> [Problem requirements]:
Reproduce every line of the entries below word for word, leaving out the pictures.

[Start Data shown]

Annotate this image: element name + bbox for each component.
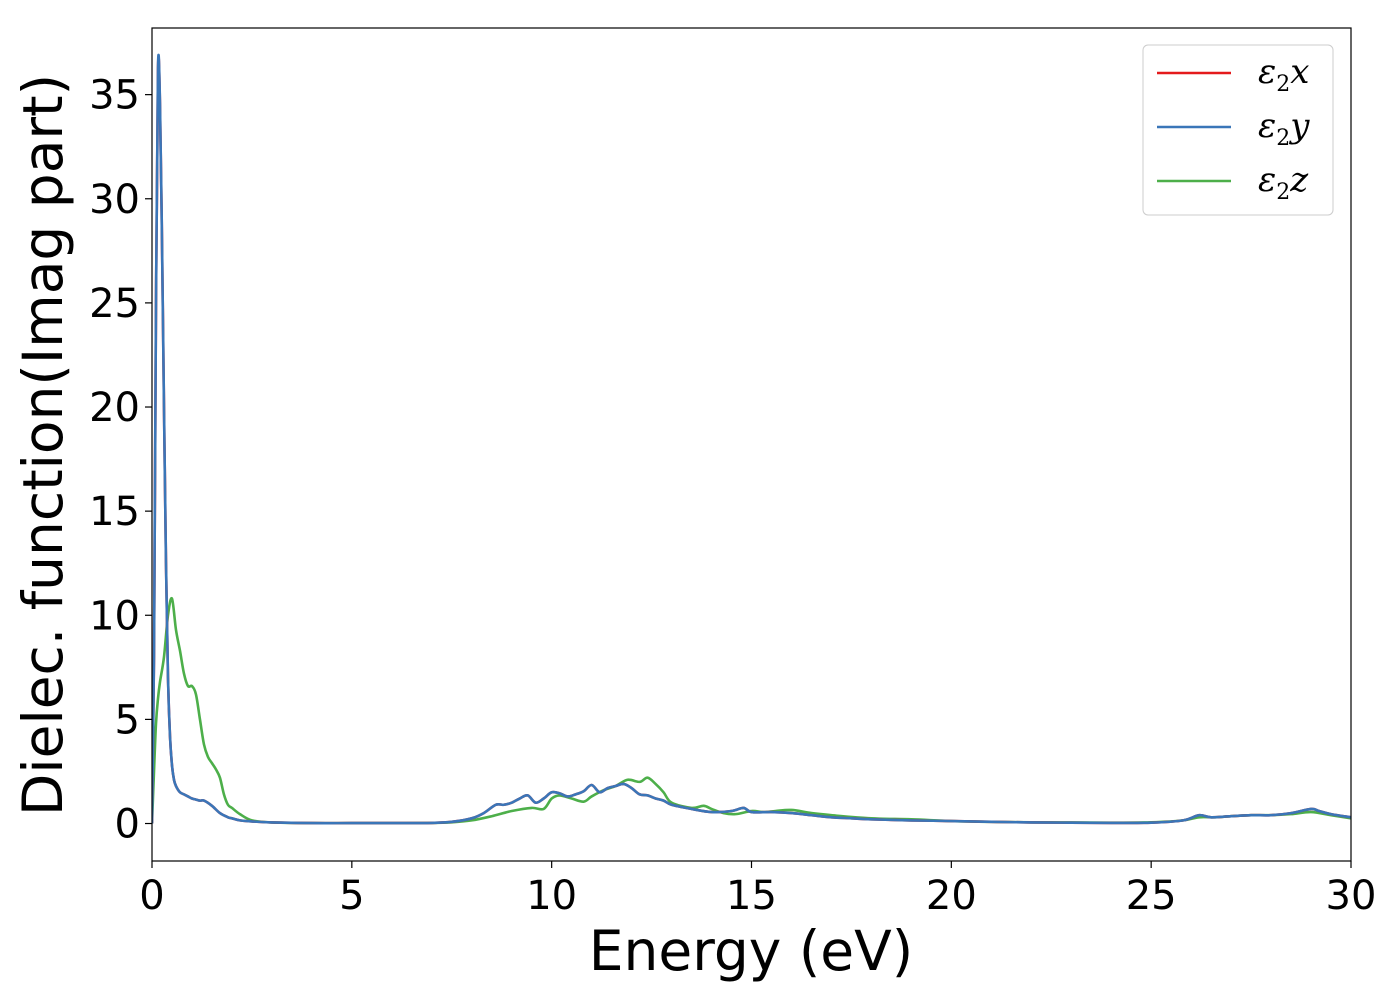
- y-axis: 0 5 10 15 20 25 30 35: [89, 73, 152, 848]
- y-tick-label: 0: [115, 802, 140, 848]
- y-tick-label: 35: [89, 73, 140, 119]
- y-tick-label: 25: [89, 281, 140, 327]
- y-tick-label: 5: [115, 697, 140, 743]
- y-axis-label: Dielec. function(Imag part): [11, 74, 75, 816]
- legend-frame: [1142, 44, 1334, 216]
- x-tick-label: 0: [139, 873, 164, 919]
- y-tick-label: 30: [89, 177, 140, 223]
- y-tick-label: 20: [89, 385, 140, 431]
- x-axis-label: Energy (eV): [589, 919, 913, 983]
- x-tick-label: 10: [526, 873, 577, 919]
- legend: ε2x ε2y ε2z: [1142, 44, 1334, 216]
- x-tick-label: 20: [926, 873, 977, 919]
- y-tick-label: 15: [89, 489, 140, 535]
- x-tick-label: 30: [1326, 873, 1377, 919]
- series-layer: [152, 53, 1351, 825]
- x-axis: 0 5 10 15 20 25 30: [139, 861, 1376, 919]
- y-tick-label: 10: [89, 593, 140, 639]
- legend-label-y: ε2y: [1258, 106, 1310, 151]
- x-tick-label: 25: [1126, 873, 1177, 919]
- series-line-y: [152, 53, 1351, 825]
- legend-label-z: ε2z: [1258, 160, 1309, 205]
- x-tick-label: 15: [726, 873, 777, 919]
- legend-label-x: ε2x: [1258, 52, 1309, 97]
- x-tick-label: 5: [339, 873, 364, 919]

[End Data shown]

> [Response to this exercise]:
Annotate this image: element name + bbox for each component.
- y-axis: 0 5 10 15 20 25 30 35: [89, 73, 152, 848]
- y-tick-label: 0: [115, 802, 140, 848]
- y-tick-label: 35: [89, 73, 140, 119]
- y-tick-label: 25: [89, 281, 140, 327]
- y-tick-label: 5: [115, 697, 140, 743]
- y-axis-label: Dielec. function(Imag part): [11, 74, 75, 816]
- legend-frame: [1142, 44, 1334, 216]
- x-tick-label: 0: [139, 873, 164, 919]
- y-tick-label: 30: [89, 177, 140, 223]
- y-tick-label: 20: [89, 385, 140, 431]
- x-axis-label: Energy (eV): [589, 919, 913, 983]
- x-tick-label: 10: [526, 873, 577, 919]
- legend: ε2x ε2y ε2z: [1142, 44, 1334, 216]
- x-tick-label: 20: [926, 873, 977, 919]
- y-tick-label: 15: [89, 489, 140, 535]
- x-tick-label: 30: [1326, 873, 1377, 919]
- series-layer: [152, 53, 1351, 825]
- x-axis: 0 5 10 15 20 25 30: [139, 861, 1376, 919]
- y-tick-label: 10: [89, 593, 140, 639]
- legend-label-y: ε2y: [1258, 106, 1310, 151]
- x-tick-label: 25: [1126, 873, 1177, 919]
- series-line-y: [152, 53, 1351, 825]
- legend-label-z: ε2z: [1258, 160, 1309, 205]
- x-tick-label: 15: [726, 873, 777, 919]
- legend-label-x: ε2x: [1258, 52, 1309, 97]
- x-tick-label: 5: [339, 873, 364, 919]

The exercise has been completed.